»»

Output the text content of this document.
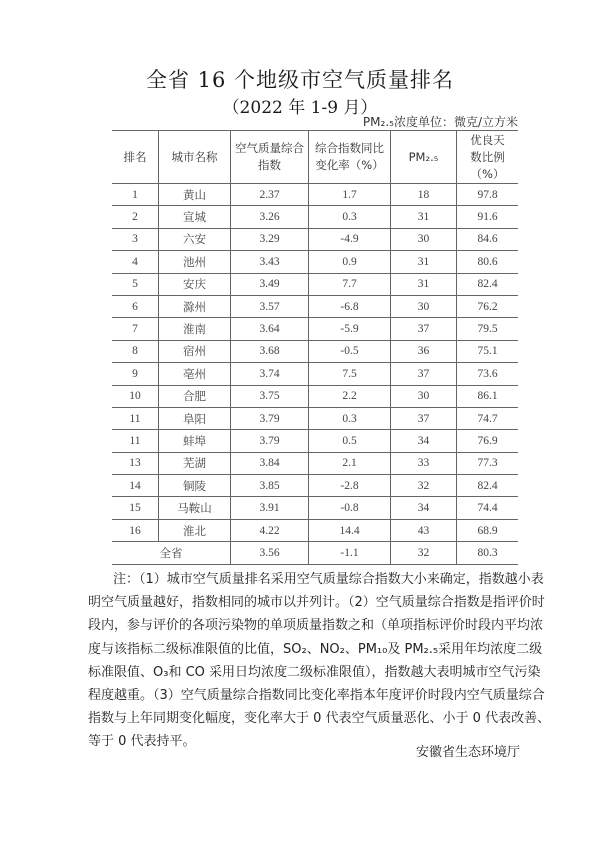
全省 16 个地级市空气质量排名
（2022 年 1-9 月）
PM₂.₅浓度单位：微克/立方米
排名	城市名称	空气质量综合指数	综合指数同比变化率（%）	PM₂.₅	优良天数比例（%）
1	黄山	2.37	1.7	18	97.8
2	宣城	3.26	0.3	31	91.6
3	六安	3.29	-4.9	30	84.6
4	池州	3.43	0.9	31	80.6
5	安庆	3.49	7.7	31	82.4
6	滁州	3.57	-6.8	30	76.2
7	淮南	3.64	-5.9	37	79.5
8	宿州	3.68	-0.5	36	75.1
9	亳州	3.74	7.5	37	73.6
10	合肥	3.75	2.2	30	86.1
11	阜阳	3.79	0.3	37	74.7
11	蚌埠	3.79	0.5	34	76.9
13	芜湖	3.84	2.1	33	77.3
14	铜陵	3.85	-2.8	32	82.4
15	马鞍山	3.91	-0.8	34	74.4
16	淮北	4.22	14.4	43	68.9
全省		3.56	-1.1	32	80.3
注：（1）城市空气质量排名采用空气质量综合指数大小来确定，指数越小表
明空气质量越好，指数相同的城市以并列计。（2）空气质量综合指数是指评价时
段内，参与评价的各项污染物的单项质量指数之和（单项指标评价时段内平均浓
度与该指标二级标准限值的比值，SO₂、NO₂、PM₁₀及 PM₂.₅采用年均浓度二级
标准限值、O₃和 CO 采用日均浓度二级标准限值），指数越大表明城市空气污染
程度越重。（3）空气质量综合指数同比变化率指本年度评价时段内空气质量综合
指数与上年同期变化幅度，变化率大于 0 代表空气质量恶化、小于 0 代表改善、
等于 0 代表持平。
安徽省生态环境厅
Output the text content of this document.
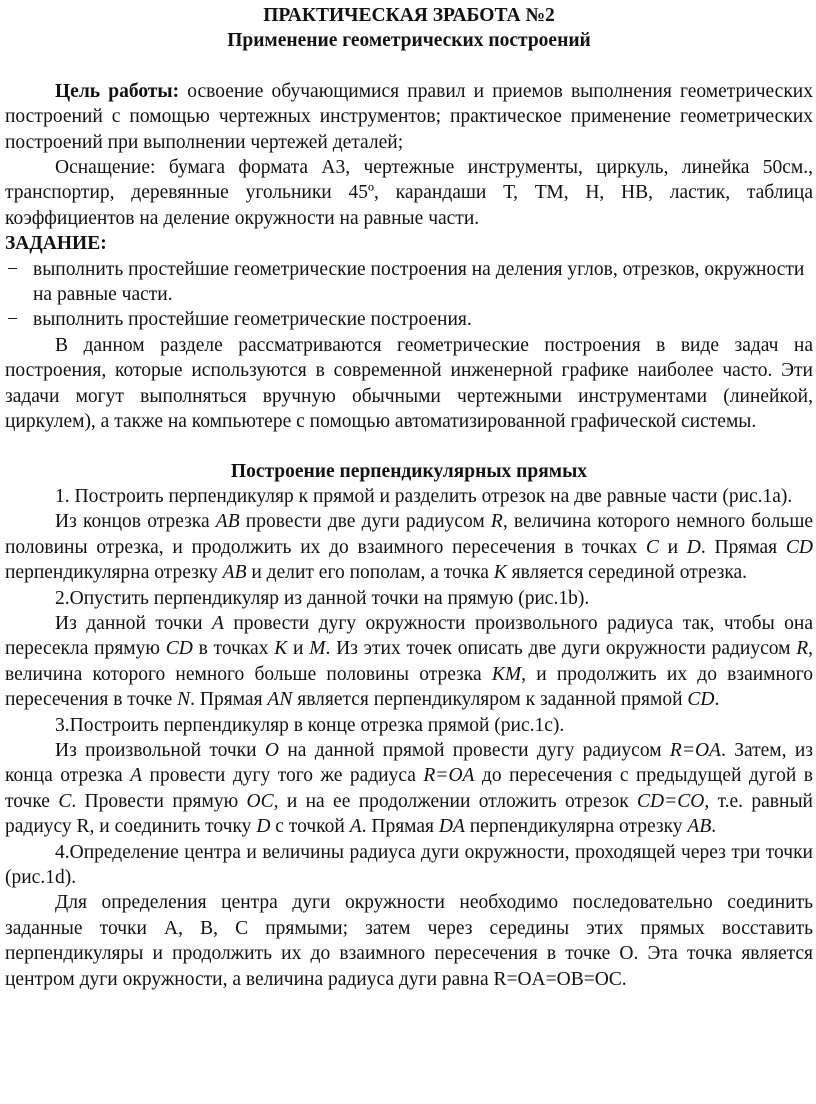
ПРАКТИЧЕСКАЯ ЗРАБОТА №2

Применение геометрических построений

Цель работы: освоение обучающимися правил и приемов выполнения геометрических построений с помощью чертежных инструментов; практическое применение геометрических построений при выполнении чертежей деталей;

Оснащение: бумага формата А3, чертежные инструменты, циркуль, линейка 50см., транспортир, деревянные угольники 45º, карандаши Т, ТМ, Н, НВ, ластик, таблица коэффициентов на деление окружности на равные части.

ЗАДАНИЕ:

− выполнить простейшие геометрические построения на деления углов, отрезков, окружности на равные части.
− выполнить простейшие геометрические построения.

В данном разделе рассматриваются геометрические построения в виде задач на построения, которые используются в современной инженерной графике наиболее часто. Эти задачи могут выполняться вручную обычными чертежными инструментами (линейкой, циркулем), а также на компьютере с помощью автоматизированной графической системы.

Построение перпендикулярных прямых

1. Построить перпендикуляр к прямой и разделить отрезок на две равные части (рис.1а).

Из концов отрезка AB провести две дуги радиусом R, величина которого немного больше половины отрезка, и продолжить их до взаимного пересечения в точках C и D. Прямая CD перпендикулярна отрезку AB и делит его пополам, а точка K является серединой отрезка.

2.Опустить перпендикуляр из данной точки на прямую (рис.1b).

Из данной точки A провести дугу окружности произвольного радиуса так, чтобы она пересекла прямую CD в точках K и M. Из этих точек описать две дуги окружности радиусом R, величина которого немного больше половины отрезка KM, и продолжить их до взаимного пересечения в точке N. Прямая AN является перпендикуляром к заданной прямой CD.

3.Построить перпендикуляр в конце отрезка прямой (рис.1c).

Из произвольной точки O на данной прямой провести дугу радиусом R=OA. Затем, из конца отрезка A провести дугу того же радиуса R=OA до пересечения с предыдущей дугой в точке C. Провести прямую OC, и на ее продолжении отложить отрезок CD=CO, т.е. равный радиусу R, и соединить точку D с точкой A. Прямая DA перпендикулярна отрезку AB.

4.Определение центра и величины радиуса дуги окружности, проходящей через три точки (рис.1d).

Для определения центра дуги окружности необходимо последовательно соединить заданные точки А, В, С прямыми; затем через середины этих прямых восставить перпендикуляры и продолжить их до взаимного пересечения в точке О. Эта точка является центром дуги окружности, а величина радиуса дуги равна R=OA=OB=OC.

««
»»

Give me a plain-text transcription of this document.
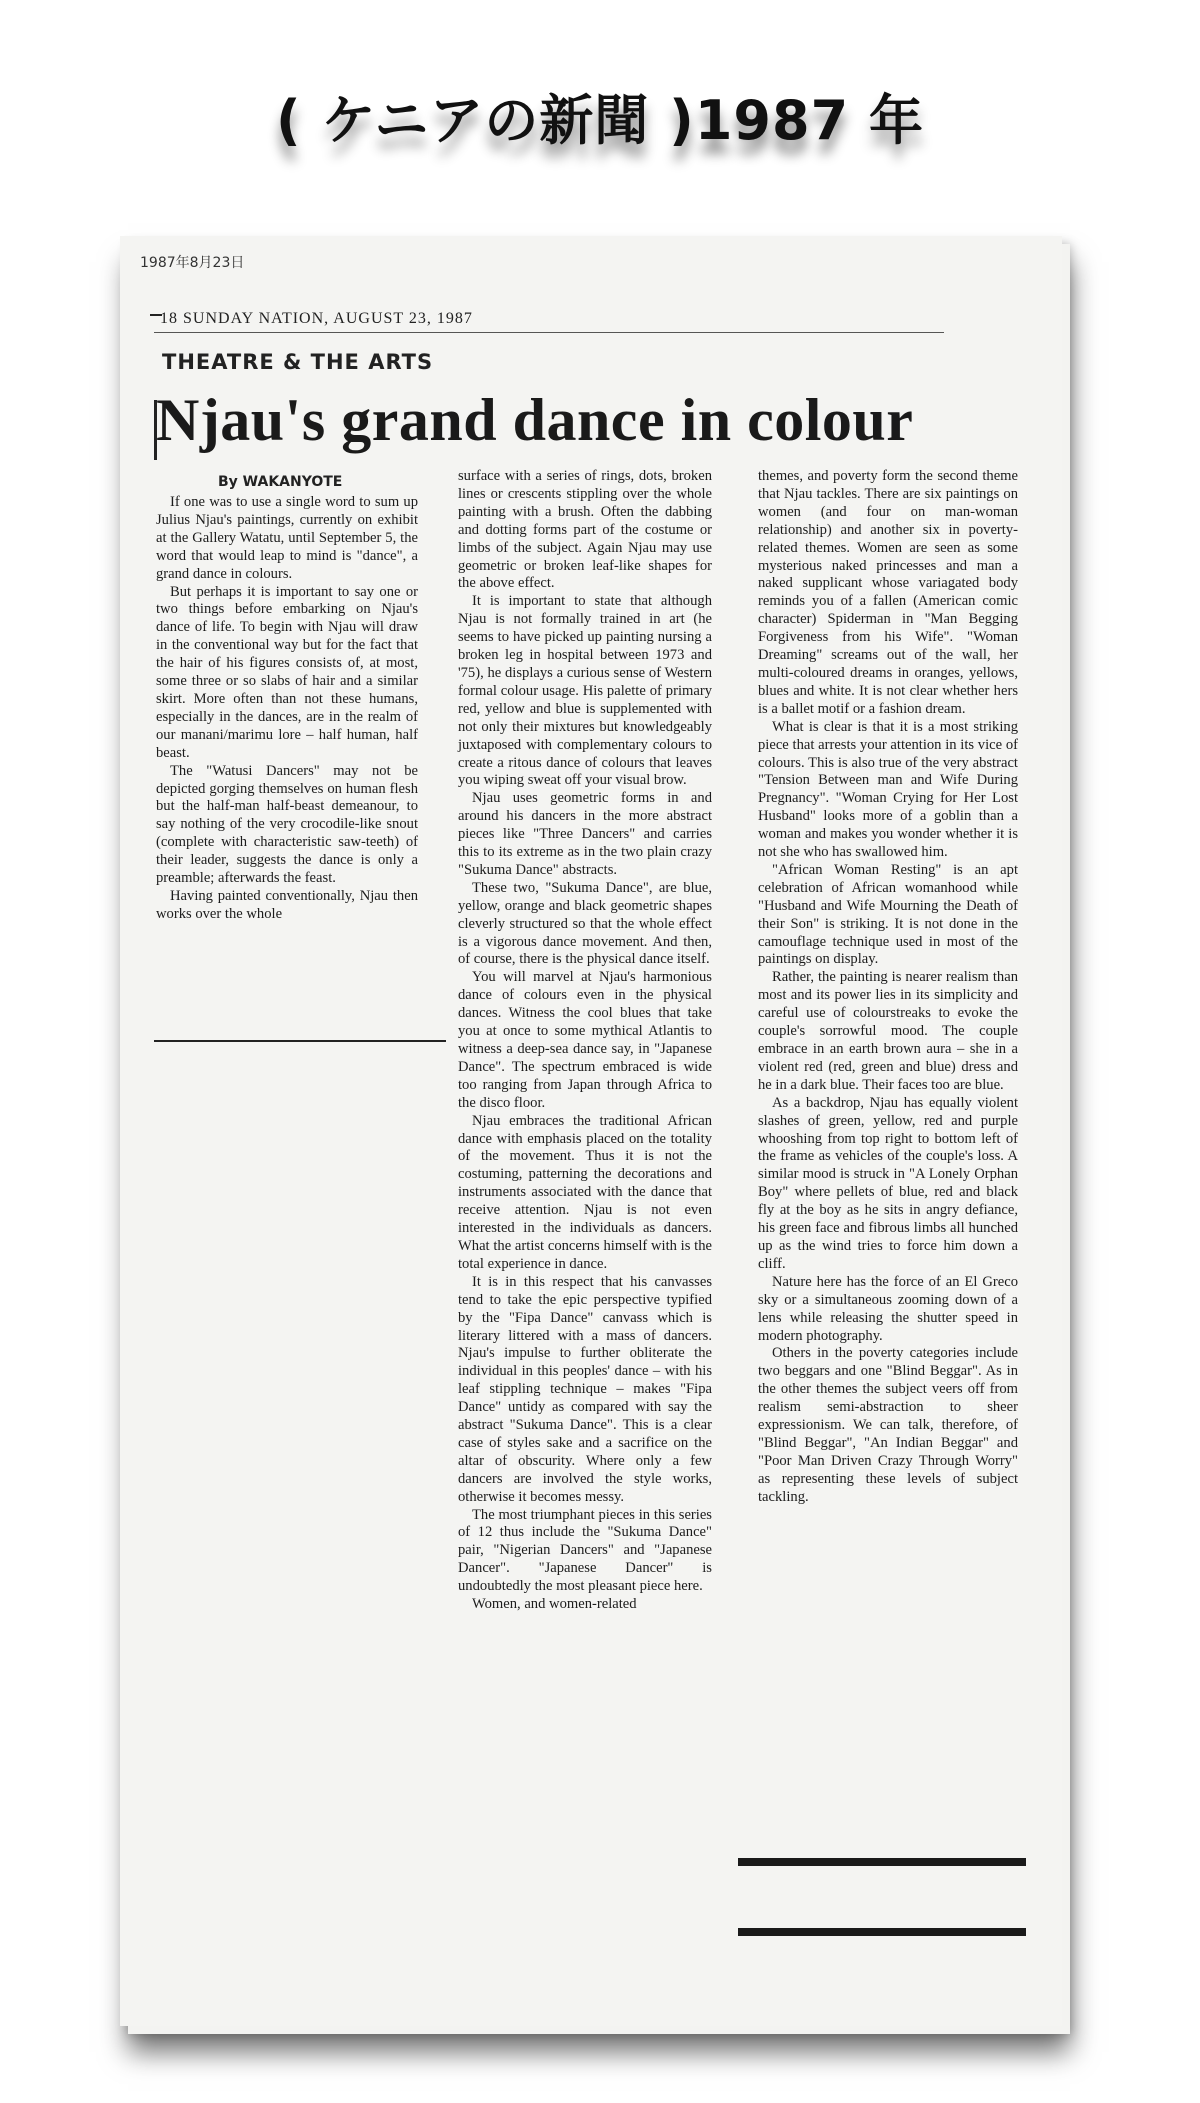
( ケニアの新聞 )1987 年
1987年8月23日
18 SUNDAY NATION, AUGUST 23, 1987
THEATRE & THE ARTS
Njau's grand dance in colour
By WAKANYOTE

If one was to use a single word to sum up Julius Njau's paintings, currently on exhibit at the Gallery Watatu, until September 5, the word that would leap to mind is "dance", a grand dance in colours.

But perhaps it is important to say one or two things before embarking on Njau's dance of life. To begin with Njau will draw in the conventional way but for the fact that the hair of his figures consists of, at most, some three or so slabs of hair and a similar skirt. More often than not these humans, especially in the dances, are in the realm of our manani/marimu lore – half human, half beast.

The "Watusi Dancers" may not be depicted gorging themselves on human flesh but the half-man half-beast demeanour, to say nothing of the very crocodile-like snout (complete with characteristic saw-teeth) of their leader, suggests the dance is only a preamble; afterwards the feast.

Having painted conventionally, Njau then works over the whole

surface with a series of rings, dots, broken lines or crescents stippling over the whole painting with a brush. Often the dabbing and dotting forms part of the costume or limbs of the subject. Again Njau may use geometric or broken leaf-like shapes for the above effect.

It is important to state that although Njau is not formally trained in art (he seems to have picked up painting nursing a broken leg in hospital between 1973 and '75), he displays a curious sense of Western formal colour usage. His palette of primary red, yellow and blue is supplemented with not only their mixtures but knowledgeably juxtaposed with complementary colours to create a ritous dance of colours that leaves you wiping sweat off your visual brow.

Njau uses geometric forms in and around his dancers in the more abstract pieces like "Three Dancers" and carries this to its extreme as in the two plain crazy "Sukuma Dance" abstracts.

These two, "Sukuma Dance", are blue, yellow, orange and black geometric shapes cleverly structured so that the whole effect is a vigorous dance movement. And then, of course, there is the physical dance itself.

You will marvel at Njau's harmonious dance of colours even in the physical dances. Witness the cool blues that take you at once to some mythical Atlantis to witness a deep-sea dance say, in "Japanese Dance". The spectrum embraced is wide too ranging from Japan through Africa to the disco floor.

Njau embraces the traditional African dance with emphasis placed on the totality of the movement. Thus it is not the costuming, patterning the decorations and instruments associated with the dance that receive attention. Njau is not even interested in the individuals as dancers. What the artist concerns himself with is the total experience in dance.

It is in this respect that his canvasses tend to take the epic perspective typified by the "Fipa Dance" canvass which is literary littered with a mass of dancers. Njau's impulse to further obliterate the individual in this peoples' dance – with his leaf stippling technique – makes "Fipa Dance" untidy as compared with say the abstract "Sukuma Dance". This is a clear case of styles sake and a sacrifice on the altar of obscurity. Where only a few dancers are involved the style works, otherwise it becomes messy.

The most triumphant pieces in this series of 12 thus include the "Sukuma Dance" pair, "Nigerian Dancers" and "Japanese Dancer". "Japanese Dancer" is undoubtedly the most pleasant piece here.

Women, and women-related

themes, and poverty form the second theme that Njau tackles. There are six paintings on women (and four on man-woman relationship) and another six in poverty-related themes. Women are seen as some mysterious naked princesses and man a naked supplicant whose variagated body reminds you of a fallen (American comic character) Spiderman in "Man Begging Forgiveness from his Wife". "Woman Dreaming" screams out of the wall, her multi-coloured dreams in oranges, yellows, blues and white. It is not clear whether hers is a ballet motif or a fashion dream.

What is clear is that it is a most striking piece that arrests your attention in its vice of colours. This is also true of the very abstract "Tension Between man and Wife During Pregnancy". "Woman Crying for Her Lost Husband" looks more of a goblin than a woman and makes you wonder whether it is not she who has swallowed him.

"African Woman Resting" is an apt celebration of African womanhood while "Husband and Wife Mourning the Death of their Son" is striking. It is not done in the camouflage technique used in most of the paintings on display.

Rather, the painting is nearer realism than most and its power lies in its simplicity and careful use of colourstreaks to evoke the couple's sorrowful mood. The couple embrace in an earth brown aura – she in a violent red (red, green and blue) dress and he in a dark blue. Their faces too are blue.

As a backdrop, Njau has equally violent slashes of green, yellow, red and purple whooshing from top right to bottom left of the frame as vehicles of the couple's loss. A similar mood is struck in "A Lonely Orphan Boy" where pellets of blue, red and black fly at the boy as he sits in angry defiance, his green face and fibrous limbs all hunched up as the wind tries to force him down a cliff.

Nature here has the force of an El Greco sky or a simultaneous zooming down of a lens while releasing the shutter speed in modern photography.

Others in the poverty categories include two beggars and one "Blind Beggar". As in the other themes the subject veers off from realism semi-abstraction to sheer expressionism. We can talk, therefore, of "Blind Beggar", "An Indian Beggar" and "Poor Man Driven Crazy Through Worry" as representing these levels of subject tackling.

««

= Goal =
Go through the material line by line. Show each line that contains the string "выполнить".

= Answer to this problem =
− выполнить простейшие геометрические построения на деления углов, отрезков, окружности на равные части.
− выполнить простейшие геометрические построения.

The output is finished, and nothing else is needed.